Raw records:
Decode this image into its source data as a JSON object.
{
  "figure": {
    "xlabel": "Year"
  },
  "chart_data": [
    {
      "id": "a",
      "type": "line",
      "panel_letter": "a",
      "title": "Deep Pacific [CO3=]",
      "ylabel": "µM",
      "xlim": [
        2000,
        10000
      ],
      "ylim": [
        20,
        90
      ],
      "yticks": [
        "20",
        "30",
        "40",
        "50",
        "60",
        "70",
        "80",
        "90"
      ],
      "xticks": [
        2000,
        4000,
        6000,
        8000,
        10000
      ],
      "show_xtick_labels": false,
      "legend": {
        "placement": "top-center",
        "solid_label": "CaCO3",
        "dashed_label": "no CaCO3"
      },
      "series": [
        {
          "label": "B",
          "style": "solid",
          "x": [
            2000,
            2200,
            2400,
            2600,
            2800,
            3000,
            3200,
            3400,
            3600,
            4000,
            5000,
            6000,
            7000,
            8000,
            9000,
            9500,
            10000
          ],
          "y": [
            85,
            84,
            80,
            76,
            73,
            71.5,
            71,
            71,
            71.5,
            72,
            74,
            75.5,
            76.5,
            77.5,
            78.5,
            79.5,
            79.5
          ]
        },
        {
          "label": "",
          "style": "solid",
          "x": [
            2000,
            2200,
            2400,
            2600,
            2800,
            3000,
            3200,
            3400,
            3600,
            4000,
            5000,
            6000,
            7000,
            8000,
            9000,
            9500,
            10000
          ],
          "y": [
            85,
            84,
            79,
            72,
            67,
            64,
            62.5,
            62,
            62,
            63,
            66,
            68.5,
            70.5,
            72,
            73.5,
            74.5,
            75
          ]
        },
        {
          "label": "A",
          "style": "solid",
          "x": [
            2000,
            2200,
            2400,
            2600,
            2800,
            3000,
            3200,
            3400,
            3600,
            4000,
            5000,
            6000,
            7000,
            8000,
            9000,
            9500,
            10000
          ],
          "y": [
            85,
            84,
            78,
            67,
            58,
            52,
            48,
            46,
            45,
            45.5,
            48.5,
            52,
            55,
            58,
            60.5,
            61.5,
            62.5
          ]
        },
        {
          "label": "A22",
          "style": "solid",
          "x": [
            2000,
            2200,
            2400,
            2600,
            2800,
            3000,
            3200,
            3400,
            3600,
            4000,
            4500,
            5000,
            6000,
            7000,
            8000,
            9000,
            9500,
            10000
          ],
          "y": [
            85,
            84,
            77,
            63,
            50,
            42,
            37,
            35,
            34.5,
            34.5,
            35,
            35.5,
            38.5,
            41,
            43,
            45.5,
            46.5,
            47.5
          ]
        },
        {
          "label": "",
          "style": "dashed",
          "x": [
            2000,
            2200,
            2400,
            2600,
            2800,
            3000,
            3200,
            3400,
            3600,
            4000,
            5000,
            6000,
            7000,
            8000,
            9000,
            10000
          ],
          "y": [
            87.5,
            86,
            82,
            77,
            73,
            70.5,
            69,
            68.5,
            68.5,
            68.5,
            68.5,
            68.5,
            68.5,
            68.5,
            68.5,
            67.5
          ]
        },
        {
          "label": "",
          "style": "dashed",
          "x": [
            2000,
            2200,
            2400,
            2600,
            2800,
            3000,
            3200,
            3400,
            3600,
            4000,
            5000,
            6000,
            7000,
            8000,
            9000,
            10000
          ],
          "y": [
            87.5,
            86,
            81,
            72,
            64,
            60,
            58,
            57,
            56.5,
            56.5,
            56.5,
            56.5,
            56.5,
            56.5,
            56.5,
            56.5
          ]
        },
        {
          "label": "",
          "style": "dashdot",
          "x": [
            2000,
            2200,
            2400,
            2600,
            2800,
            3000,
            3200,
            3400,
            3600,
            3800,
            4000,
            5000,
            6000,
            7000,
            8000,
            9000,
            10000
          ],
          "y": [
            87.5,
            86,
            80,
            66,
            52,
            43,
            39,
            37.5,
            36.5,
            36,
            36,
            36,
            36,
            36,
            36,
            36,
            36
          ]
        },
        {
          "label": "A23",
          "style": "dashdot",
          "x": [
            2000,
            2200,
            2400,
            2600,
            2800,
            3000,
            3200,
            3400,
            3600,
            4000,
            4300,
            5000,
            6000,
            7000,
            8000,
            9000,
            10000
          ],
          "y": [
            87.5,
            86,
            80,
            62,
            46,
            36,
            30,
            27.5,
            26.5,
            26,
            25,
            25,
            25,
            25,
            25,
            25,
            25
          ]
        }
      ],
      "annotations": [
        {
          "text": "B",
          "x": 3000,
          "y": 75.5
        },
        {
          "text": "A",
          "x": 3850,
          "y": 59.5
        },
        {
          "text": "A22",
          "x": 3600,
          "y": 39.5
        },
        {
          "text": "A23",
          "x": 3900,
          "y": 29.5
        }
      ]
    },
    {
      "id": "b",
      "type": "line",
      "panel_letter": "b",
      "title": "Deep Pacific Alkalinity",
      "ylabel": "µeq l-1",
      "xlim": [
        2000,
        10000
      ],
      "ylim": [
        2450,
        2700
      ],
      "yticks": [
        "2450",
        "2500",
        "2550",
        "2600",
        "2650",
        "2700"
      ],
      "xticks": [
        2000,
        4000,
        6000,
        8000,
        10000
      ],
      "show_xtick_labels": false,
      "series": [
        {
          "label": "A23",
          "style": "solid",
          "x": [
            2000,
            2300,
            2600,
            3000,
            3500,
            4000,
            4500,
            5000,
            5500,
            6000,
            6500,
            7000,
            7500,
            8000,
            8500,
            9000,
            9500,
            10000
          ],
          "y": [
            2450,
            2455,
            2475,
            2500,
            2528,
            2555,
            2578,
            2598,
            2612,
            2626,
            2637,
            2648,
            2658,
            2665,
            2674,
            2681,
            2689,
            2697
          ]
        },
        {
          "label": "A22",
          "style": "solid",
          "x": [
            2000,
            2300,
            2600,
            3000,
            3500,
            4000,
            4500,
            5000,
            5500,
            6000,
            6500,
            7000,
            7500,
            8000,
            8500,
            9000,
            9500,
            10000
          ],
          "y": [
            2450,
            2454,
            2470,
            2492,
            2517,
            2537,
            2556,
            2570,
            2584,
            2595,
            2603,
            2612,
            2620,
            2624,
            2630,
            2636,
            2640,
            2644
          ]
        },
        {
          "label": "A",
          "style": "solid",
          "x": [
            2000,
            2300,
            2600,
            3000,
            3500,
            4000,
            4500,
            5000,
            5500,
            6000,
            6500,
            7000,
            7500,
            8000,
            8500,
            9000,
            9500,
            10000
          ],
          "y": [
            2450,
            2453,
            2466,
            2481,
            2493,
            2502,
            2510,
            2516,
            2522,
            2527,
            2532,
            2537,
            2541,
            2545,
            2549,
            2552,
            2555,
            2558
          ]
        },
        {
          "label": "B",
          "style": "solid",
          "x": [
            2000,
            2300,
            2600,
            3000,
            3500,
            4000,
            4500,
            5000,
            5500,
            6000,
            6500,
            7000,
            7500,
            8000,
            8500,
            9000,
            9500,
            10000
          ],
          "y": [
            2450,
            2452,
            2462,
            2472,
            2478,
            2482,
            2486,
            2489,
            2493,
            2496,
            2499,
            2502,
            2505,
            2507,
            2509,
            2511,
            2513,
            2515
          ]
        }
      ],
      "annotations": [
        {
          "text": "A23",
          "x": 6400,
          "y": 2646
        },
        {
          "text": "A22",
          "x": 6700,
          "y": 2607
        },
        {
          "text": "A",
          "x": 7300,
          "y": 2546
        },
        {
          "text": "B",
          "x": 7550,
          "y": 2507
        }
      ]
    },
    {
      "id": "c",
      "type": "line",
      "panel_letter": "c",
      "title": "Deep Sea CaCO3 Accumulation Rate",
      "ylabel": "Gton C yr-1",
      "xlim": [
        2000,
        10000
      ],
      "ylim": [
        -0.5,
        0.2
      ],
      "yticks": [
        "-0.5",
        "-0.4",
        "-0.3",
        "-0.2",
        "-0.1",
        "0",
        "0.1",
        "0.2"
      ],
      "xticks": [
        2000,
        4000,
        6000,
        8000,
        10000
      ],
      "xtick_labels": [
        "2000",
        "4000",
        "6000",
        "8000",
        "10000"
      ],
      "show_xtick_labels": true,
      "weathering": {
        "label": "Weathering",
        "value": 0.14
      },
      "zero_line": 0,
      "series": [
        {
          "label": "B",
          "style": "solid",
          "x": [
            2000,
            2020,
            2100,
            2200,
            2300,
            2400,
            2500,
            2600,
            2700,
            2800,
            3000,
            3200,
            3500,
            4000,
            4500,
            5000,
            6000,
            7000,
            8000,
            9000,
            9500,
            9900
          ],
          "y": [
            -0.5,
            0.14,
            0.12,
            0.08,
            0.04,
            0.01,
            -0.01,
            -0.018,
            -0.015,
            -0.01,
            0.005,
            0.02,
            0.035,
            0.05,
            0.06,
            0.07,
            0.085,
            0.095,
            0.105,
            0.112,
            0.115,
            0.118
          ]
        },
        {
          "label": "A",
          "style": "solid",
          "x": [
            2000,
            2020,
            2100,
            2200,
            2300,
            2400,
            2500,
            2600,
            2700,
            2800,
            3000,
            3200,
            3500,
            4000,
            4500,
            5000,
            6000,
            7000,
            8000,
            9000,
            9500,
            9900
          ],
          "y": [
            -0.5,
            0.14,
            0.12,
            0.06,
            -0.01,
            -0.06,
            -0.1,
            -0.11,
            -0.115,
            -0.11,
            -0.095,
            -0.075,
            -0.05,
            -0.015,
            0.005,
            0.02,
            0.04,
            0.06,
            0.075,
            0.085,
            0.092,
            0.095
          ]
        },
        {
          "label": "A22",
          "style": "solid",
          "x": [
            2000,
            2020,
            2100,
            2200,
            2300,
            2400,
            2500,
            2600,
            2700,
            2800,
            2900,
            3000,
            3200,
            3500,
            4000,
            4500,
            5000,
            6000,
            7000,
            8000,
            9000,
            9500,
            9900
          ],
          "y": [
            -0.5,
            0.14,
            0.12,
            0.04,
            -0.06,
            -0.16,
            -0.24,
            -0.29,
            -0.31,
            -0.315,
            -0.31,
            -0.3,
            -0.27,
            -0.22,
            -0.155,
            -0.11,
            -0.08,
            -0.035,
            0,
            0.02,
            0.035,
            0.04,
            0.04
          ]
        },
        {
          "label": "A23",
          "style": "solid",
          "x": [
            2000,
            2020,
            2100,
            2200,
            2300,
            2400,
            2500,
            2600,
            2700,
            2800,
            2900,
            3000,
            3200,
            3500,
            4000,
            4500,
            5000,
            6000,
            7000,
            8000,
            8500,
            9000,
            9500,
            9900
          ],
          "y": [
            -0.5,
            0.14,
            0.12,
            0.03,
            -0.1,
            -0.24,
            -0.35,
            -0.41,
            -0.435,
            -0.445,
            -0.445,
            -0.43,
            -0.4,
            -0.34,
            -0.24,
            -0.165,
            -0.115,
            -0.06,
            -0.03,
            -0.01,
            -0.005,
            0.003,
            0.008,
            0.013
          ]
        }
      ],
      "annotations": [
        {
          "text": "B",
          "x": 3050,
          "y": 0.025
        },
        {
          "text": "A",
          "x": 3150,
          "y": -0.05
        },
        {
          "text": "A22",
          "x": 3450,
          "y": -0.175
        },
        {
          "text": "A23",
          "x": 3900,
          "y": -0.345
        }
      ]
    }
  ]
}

REQUIREMENTS:
Find every line that has "title" in it, then return those lines.

ANSWER TO THE EXERCISE:
      "title": "Deep Pacific [CO3=]",
      "title": "Deep Pacific Alkalinity",
      "title": "Deep Sea CaCO3 Accumulation Rate",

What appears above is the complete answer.